Figure record listings:
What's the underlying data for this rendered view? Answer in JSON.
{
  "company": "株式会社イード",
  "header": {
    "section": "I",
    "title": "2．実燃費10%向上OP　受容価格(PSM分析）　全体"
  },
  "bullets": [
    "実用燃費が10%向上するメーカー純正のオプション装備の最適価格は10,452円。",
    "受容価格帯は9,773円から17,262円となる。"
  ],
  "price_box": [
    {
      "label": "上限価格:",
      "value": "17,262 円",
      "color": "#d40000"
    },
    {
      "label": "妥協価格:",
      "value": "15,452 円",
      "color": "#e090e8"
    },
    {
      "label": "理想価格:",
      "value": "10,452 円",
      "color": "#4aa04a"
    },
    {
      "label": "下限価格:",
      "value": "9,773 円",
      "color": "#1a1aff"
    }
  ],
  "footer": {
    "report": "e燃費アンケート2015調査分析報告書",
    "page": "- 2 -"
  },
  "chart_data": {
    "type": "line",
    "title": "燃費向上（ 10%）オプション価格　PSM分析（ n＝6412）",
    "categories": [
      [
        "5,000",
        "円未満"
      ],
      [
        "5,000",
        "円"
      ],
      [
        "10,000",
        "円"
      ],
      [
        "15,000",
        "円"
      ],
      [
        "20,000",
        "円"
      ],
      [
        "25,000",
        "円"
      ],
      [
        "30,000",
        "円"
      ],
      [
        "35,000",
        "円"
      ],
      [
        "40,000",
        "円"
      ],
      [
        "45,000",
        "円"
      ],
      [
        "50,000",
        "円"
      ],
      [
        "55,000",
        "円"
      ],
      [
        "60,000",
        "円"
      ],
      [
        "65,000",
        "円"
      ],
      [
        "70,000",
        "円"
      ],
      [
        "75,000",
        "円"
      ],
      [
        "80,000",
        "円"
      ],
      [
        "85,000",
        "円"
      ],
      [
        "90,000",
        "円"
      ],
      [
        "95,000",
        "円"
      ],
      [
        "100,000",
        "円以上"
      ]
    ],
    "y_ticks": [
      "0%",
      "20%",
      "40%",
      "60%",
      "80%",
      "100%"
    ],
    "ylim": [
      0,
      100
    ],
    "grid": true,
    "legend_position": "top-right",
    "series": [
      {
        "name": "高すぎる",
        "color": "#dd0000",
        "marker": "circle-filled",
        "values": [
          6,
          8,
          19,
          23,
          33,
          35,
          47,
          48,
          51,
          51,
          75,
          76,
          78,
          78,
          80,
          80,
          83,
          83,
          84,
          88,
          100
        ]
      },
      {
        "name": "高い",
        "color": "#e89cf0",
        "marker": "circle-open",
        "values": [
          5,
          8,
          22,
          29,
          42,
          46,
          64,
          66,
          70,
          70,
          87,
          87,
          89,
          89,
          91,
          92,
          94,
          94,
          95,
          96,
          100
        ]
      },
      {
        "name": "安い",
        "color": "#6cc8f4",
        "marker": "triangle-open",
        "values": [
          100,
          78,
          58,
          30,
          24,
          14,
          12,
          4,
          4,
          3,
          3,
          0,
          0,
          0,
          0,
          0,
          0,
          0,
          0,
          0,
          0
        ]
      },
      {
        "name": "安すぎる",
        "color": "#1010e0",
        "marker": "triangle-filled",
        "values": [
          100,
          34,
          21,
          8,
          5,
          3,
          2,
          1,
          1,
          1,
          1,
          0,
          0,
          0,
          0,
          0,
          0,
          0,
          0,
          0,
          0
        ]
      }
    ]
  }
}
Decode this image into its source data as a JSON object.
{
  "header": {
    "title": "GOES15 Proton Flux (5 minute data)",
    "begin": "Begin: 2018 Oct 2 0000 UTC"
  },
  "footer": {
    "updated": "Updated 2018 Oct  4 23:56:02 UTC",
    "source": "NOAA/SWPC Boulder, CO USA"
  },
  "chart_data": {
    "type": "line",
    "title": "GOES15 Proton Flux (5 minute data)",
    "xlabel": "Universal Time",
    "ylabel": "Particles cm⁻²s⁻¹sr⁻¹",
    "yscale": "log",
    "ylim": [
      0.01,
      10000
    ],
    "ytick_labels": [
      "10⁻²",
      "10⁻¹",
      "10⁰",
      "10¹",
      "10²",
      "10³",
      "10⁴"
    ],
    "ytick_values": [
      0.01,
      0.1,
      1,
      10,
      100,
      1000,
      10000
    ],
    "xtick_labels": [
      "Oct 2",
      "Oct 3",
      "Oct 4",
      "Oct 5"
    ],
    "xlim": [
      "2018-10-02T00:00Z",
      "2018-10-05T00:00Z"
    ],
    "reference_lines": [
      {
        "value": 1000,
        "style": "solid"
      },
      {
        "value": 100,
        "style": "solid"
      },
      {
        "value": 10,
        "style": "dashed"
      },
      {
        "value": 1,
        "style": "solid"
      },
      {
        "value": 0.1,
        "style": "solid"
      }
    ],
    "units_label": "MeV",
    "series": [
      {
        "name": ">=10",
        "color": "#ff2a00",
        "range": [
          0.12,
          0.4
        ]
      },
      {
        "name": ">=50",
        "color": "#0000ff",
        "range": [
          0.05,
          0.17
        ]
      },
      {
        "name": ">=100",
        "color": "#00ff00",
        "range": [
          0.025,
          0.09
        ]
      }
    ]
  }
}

### OBJECTIVE
Output all preceding records character for character.

### OUTPUT FOR THIS TASK
What's the underlying data for this rendered view? Answer in JSON.
{
  "company": "株式会社イード",
  "header": {
    "section": "I",
    "title": "2．実燃費10%向上OP　受容価格(PSM分析）　全体"
  },
  "bullets": [
    "実用燃費が10%向上するメーカー純正のオプション装備の最適価格は10,452円。",
    "受容価格帯は9,773円から17,262円となる。"
  ],
  "price_box": [
    {
      "label": "上限価格:",
      "value": "17,262 円",
      "color": "#d40000"
    },
    {
      "label": "妥協価格:",
      "value": "15,452 円",
      "color": "#e090e8"
    },
    {
      "label": "理想価格:",
      "value": "10,452 円",
      "color": "#4aa04a"
    },
    {
      "label": "下限価格:",
      "value": "9,773 円",
      "color": "#1a1aff"
    }
  ],
  "footer": {
    "report": "e燃費アンケート2015調査分析報告書",
    "page": "- 2 -"
  },
  "chart_data": {
    "type": "line",
    "title": "燃費向上（ 10%）オプション価格　PSM分析（ n＝6412）",
    "categories": [
      [
        "5,000",
        "円未満"
      ],
      [
        "5,000",
        "円"
      ],
      [
        "10,000",
        "円"
      ],
      [
        "15,000",
        "円"
      ],
      [
        "20,000",
        "円"
      ],
      [
        "25,000",
        "円"
      ],
      [
        "30,000",
        "円"
      ],
      [
        "35,000",
        "円"
      ],
      [
        "40,000",
        "円"
      ],
      [
        "45,000",
        "円"
      ],
      [
        "50,000",
        "円"
      ],
      [
        "55,000",
        "円"
      ],
      [
        "60,000",
        "円"
      ],
      [
        "65,000",
        "円"
      ],
      [
        "70,000",
        "円"
      ],
      [
        "75,000",
        "円"
      ],
      [
        "80,000",
        "円"
      ],
      [
        "85,000",
        "円"
      ],
      [
        "90,000",
        "円"
      ],
      [
        "95,000",
        "円"
      ],
      [
        "100,000",
        "円以上"
      ]
    ],
    "y_ticks": [
      "0%",
      "20%",
      "40%",
      "60%",
      "80%",
      "100%"
    ],
    "ylim": [
      0,
      100
    ],
    "grid": true,
    "legend_position": "top-right",
    "series": [
      {
        "name": "高すぎる",
        "color": "#dd0000",
        "marker": "circle-filled",
        "values": [
          6,
          8,
          19,
          23,
          33,
          35,
          47,
          48,
          51,
          51,
          75,
          76,
          78,
          78,
          80,
          80,
          83,
          83,
          84,
          88,
          100
        ]
      },
      {
        "name": "高い",
        "color": "#e89cf0",
        "marker": "circle-open",
        "values": [
          5,
          8,
          22,
          29,
          42,
          46,
          64,
          66,
          70,
          70,
          87,
          87,
          89,
          89,
          91,
          92,
          94,
          94,
          95,
          96,
          100
        ]
      },
      {
        "name": "安い",
        "color": "#6cc8f4",
        "marker": "triangle-open",
        "values": [
          100,
          78,
          58,
          30,
          24,
          14,
          12,
          4,
          4,
          3,
          3,
          0,
          0,
          0,
          0,
          0,
          0,
          0,
          0,
          0,
          0
        ]
      },
      {
        "name": "安すぎる",
        "color": "#1010e0",
        "marker": "triangle-filled",
        "values": [
          100,
          34,
          21,
          8,
          5,
          3,
          2,
          1,
          1,
          1,
          1,
          0,
          0,
          0,
          0,
          0,
          0,
          0,
          0,
          0,
          0
        ]
      }
    ]
  }
}
Decode this image into its source data as a JSON object.
{
  "header": {
    "title": "GOES15 Proton Flux (5 minute data)",
    "begin": "Begin: 2018 Oct 2 0000 UTC"
  },
  "footer": {
    "updated": "Updated 2018 Oct  4 23:56:02 UTC",
    "source": "NOAA/SWPC Boulder, CO USA"
  },
  "chart_data": {
    "type": "line",
    "title": "GOES15 Proton Flux (5 minute data)",
    "xlabel": "Universal Time",
    "ylabel": "Particles cm⁻²s⁻¹sr⁻¹",
    "yscale": "log",
    "ylim": [
      0.01,
      10000
    ],
    "ytick_labels": [
      "10⁻²",
      "10⁻¹",
      "10⁰",
      "10¹",
      "10²",
      "10³",
      "10⁴"
    ],
    "ytick_values": [
      0.01,
      0.1,
      1,
      10,
      100,
      1000,
      10000
    ],
    "xtick_labels": [
      "Oct 2",
      "Oct 3",
      "Oct 4",
      "Oct 5"
    ],
    "xlim": [
      "2018-10-02T00:00Z",
      "2018-10-05T00:00Z"
    ],
    "reference_lines": [
      {
        "value": 1000,
        "style": "solid"
      },
      {
        "value": 100,
        "style": "solid"
      },
      {
        "value": 10,
        "style": "dashed"
      },
      {
        "value": 1,
        "style": "solid"
      },
      {
        "value": 0.1,
        "style": "solid"
      }
    ],
    "units_label": "MeV",
    "series": [
      {
        "name": ">=10",
        "color": "#ff2a00",
        "range": [
          0.12,
          0.4
        ]
      },
      {
        "name": ">=50",
        "color": "#0000ff",
        "range": [
          0.05,
          0.17
        ]
      },
      {
        "name": ">=100",
        "color": "#00ff00",
        "range": [
          0.025,
          0.09
        ]
      }
    ]
  }
}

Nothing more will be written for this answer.